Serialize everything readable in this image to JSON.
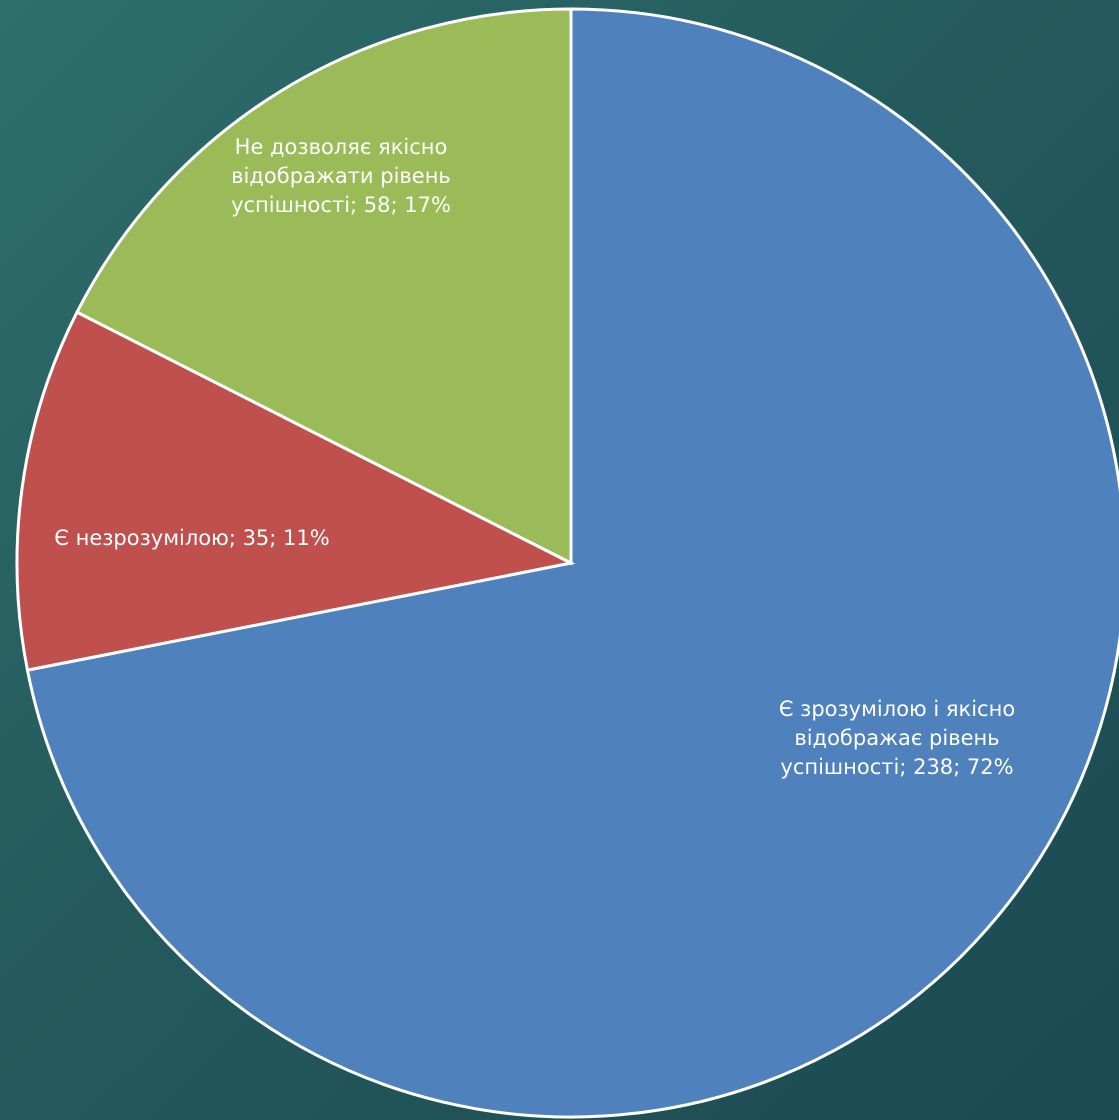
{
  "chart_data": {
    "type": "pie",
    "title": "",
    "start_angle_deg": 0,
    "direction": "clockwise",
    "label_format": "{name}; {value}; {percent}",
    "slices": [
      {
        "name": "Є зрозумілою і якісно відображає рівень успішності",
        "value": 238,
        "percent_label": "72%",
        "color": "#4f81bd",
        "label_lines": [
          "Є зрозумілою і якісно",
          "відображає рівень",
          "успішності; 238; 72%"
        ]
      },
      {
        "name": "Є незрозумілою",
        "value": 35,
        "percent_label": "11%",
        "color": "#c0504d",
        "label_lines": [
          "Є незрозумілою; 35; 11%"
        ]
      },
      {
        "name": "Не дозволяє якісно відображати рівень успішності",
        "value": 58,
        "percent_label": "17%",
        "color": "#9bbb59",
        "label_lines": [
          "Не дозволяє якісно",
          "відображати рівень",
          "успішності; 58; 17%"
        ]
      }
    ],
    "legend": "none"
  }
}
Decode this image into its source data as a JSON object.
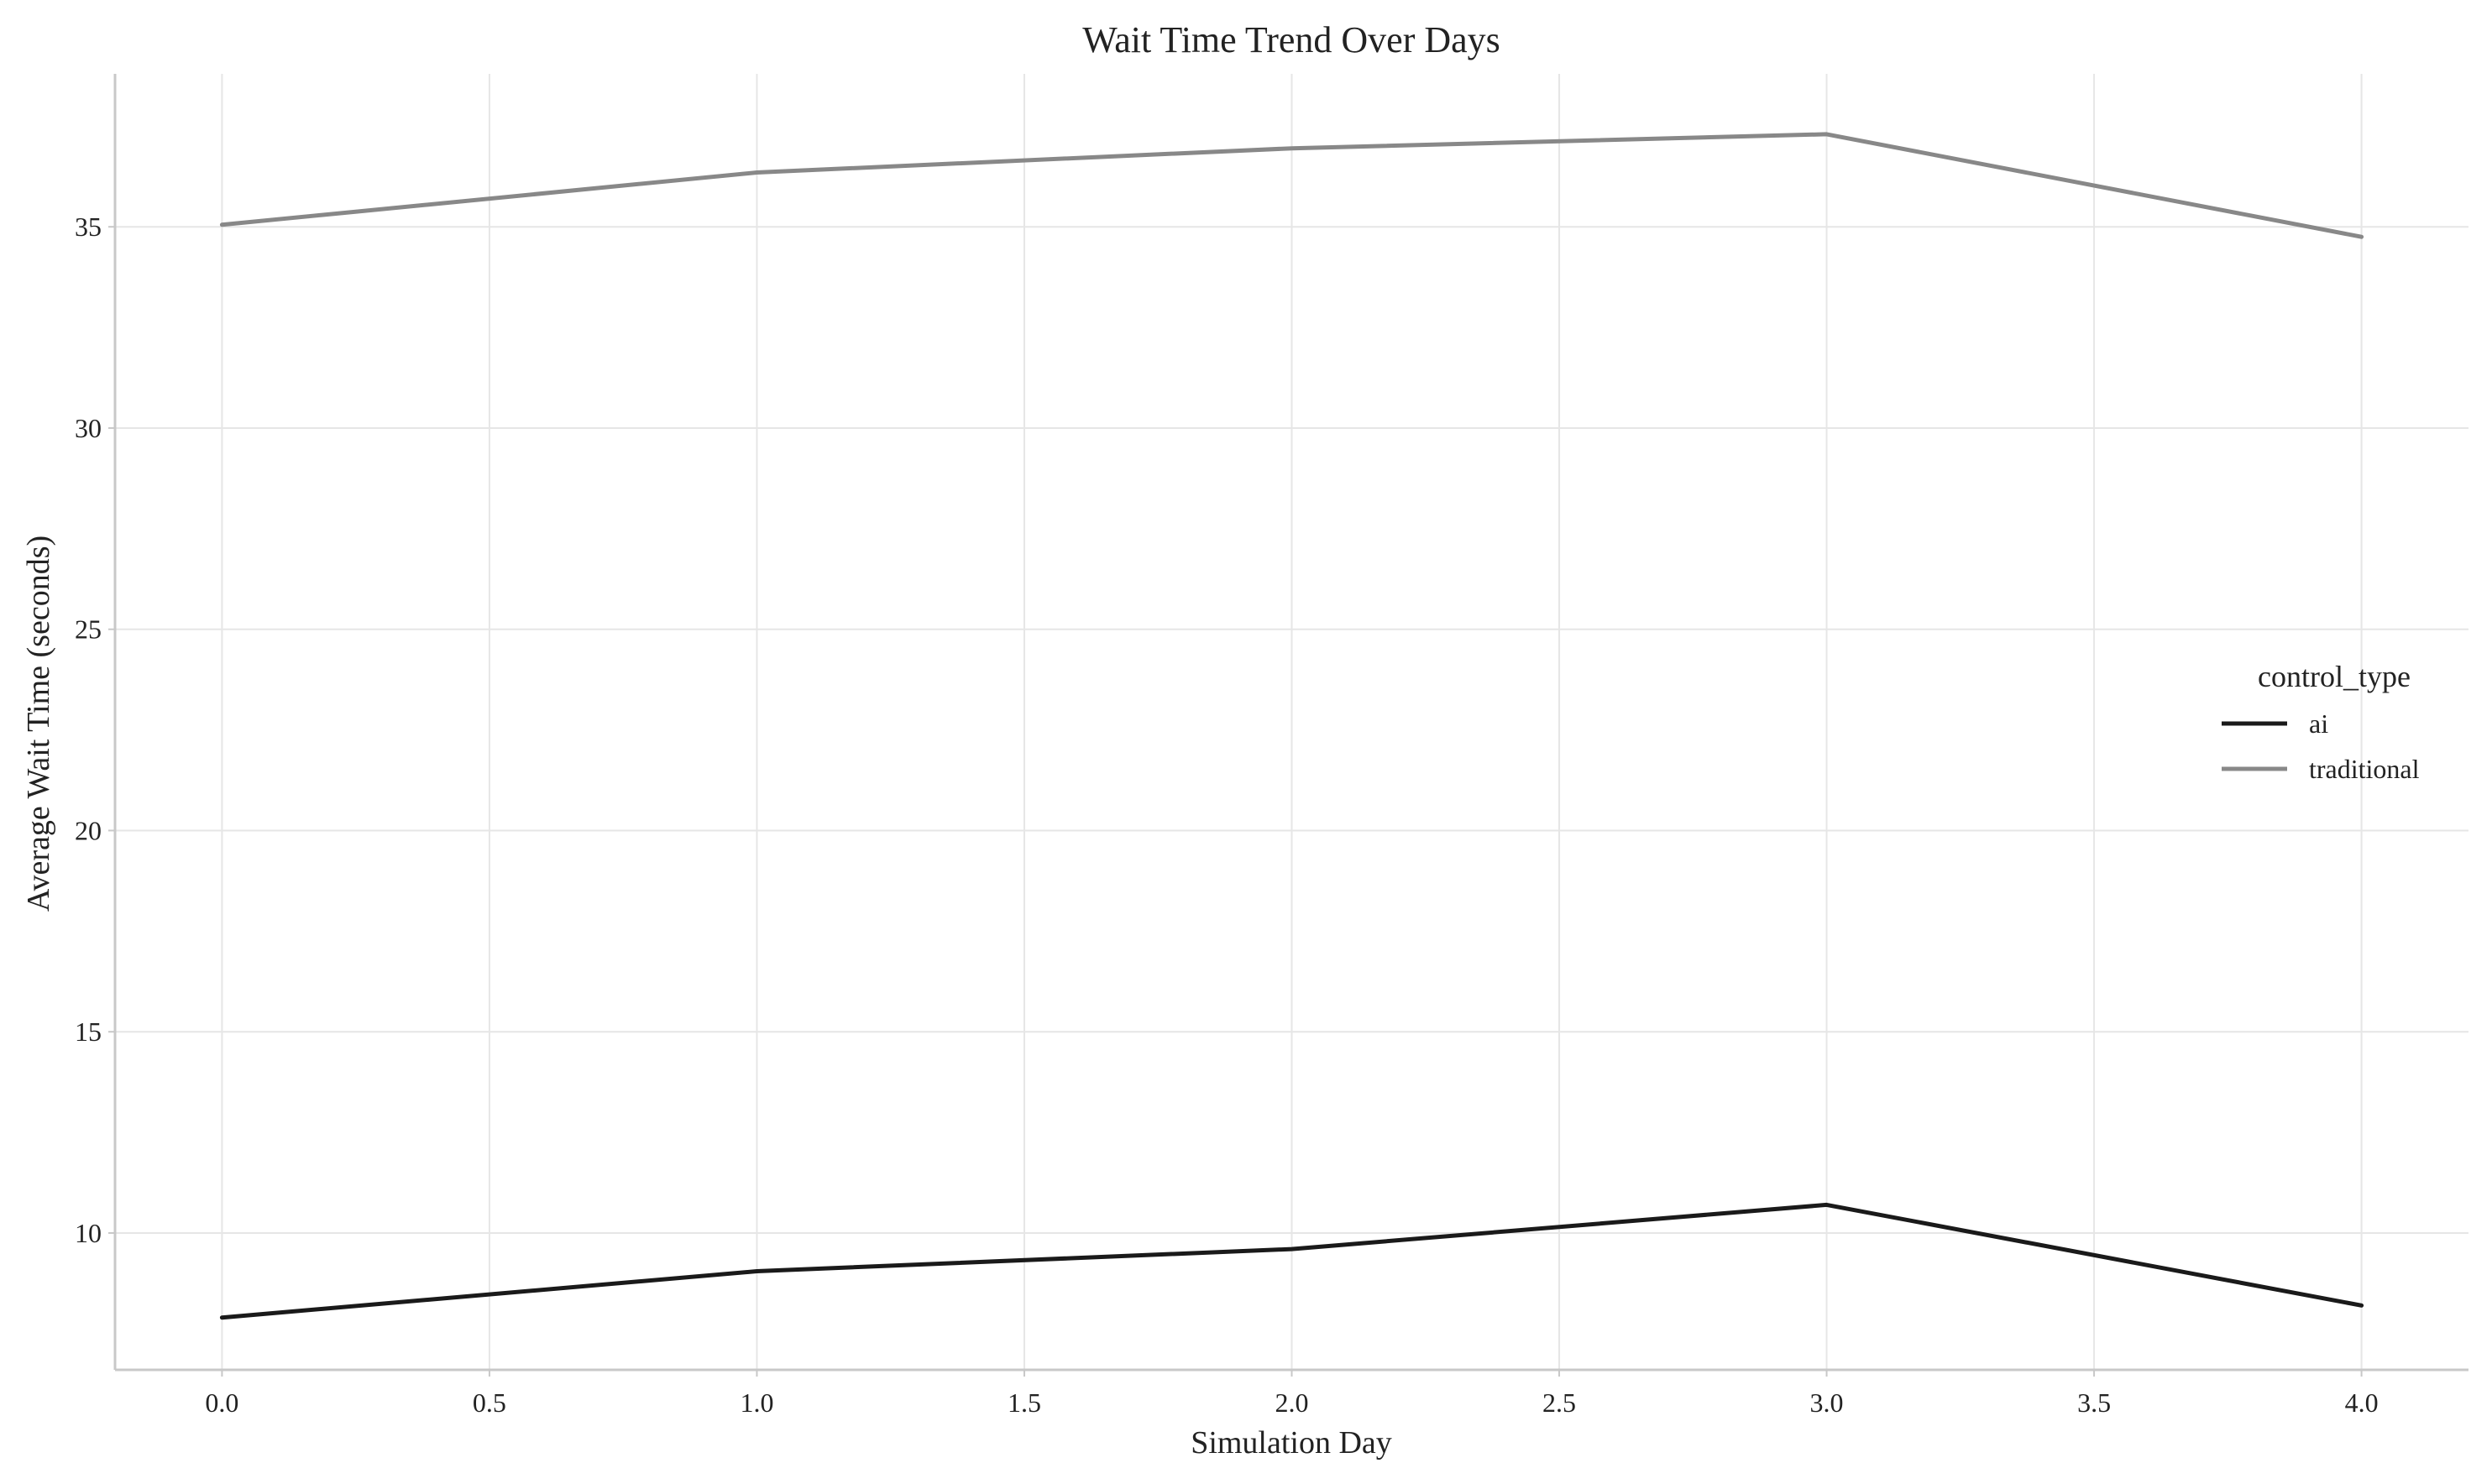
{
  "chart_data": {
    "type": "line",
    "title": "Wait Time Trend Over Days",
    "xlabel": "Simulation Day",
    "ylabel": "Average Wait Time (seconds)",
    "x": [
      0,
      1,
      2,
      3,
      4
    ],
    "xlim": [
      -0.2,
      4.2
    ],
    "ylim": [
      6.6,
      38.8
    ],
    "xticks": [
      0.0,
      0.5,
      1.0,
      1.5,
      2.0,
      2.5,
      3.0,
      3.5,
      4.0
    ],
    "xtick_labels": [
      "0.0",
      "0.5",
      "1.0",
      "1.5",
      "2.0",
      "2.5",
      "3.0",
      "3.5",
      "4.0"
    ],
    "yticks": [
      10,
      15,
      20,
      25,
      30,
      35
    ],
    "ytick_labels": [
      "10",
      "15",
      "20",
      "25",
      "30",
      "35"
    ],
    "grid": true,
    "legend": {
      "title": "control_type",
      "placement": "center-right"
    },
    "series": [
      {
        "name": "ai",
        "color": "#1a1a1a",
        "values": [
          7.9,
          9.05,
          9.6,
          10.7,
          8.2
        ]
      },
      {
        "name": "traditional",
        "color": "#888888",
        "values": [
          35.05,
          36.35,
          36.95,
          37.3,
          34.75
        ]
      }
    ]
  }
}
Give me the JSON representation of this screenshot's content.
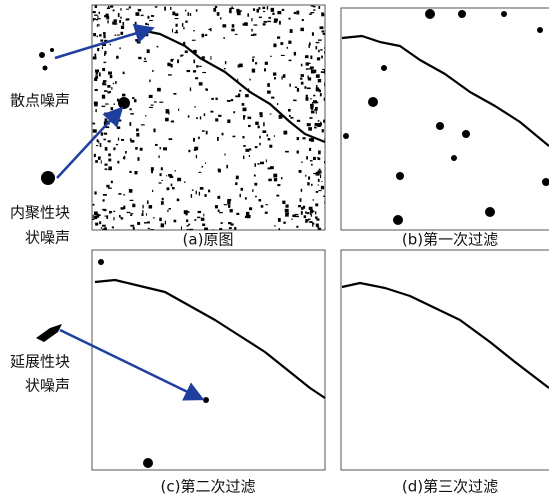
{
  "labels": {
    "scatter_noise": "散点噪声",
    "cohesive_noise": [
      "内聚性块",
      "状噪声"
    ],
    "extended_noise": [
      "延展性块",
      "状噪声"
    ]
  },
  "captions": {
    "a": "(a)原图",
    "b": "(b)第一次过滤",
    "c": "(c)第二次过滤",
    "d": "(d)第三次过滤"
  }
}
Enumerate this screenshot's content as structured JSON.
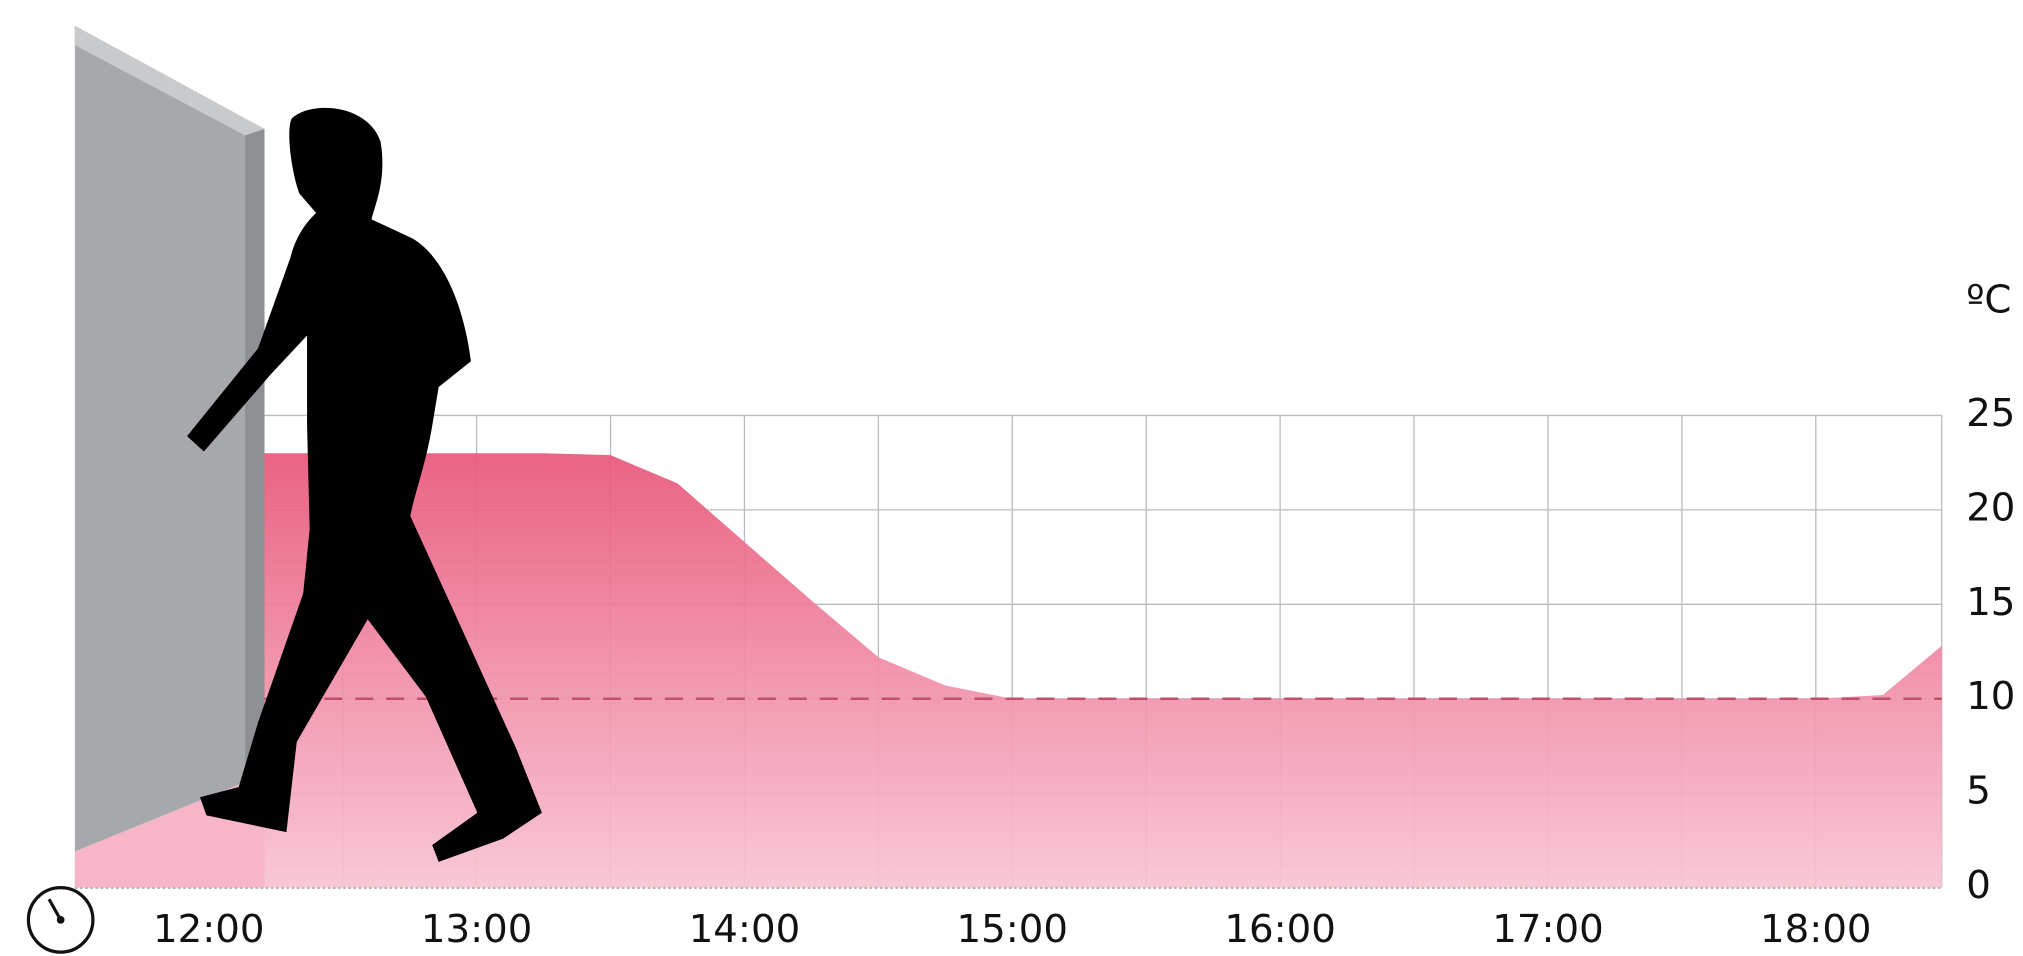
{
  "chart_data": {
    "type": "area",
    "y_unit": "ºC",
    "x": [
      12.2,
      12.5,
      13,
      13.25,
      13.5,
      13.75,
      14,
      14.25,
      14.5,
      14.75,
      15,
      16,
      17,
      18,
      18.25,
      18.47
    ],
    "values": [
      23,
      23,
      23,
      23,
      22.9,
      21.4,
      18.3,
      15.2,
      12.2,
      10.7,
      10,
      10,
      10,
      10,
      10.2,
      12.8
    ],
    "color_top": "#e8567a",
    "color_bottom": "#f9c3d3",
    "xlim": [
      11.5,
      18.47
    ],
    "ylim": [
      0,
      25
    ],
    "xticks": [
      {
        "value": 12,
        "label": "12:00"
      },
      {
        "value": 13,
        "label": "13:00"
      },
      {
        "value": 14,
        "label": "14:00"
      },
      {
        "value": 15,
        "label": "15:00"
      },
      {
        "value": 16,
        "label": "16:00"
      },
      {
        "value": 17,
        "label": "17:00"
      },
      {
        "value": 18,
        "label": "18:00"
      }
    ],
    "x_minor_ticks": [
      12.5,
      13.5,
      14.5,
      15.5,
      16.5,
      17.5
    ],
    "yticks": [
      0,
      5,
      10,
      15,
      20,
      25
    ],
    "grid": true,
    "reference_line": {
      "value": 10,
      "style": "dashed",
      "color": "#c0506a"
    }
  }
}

**What the task requires:**
Quote every record above exactly, leaving out the pictures.

**Expected answer:**
Serialize everything readable in this image to JSON.
{
  "chart_data": {
    "type": "pie",
    "title": "",
    "start_angle_deg": 0,
    "direction": "clockwise",
    "label_format": "{name}; {value}; {percent}",
    "slices": [
      {
        "name": "Є зрозумілою і якісно відображає рівень успішності",
        "value": 238,
        "percent_label": "72%",
        "color": "#4f81bd",
        "label_lines": [
          "Є зрозумілою і якісно",
          "відображає рівень",
          "успішності; 238; 72%"
        ]
      },
      {
        "name": "Є незрозумілою",
        "value": 35,
        "percent_label": "11%",
        "color": "#c0504d",
        "label_lines": [
          "Є незрозумілою; 35; 11%"
        ]
      },
      {
        "name": "Не дозволяє якісно відображати рівень успішності",
        "value": 58,
        "percent_label": "17%",
        "color": "#9bbb59",
        "label_lines": [
          "Не дозволяє якісно",
          "відображати рівень",
          "успішності; 58; 17%"
        ]
      }
    ],
    "legend": "none"
  }
}
Decode this image into its source data as a JSON object.
{
  "chart_data": {
    "type": "line",
    "title": "Wait Time Trend Over Days",
    "xlabel": "Simulation Day",
    "ylabel": "Average Wait Time (seconds)",
    "x": [
      0,
      1,
      2,
      3,
      4
    ],
    "xlim": [
      -0.2,
      4.2
    ],
    "ylim": [
      6.6,
      38.8
    ],
    "xticks": [
      0.0,
      0.5,
      1.0,
      1.5,
      2.0,
      2.5,
      3.0,
      3.5,
      4.0
    ],
    "xtick_labels": [
      "0.0",
      "0.5",
      "1.0",
      "1.5",
      "2.0",
      "2.5",
      "3.0",
      "3.5",
      "4.0"
    ],
    "yticks": [
      10,
      15,
      20,
      25,
      30,
      35
    ],
    "ytick_labels": [
      "10",
      "15",
      "20",
      "25",
      "30",
      "35"
    ],
    "grid": true,
    "legend": {
      "title": "control_type",
      "placement": "center-right"
    },
    "series": [
      {
        "name": "ai",
        "color": "#1a1a1a",
        "values": [
          7.9,
          9.05,
          9.6,
          10.7,
          8.2
        ]
      },
      {
        "name": "traditional",
        "color": "#888888",
        "values": [
          35.05,
          36.35,
          36.95,
          37.3,
          34.75
        ]
      }
    ]
  }
}
Give me the JSON representation of this screenshot's content.
{
  "labels": {
    "scatter_noise": "散点噪声",
    "cohesive_noise": [
      "内聚性块",
      "状噪声"
    ],
    "extended_noise": [
      "延展性块",
      "状噪声"
    ]
  },
  "captions": {
    "a": "(a)原图",
    "b": "(b)第一次过滤",
    "c": "(c)第二次过滤",
    "d": "(d)第三次过滤"
  }
}
Enumerate this screenshot's content as structured JSON.
{
  "chart_data": {
    "type": "area",
    "y_unit": "ºC",
    "x": [
      12.2,
      12.5,
      13,
      13.25,
      13.5,
      13.75,
      14,
      14.25,
      14.5,
      14.75,
      15,
      16,
      17,
      18,
      18.25,
      18.47
    ],
    "values": [
      23,
      23,
      23,
      23,
      22.9,
      21.4,
      18.3,
      15.2,
      12.2,
      10.7,
      10,
      10,
      10,
      10,
      10.2,
      12.8
    ],
    "color_top": "#e8567a",
    "color_bottom": "#f9c3d3",
    "xlim": [
      11.5,
      18.47
    ],
    "ylim": [
      0,
      25
    ],
    "xticks": [
      {
        "value": 12,
        "label": "12:00"
      },
      {
        "value": 13,
        "label": "13:00"
      },
      {
        "value": 14,
        "label": "14:00"
      },
      {
        "value": 15,
        "label": "15:00"
      },
      {
        "value": 16,
        "label": "16:00"
      },
      {
        "value": 17,
        "label": "17:00"
      },
      {
        "value": 18,
        "label": "18:00"
      }
    ],
    "x_minor_ticks": [
      12.5,
      13.5,
      14.5,
      15.5,
      16.5,
      17.5
    ],
    "yticks": [
      0,
      5,
      10,
      15,
      20,
      25
    ],
    "grid": true,
    "reference_line": {
      "value": 10,
      "style": "dashed",
      "color": "#c0506a"
    }
  }
}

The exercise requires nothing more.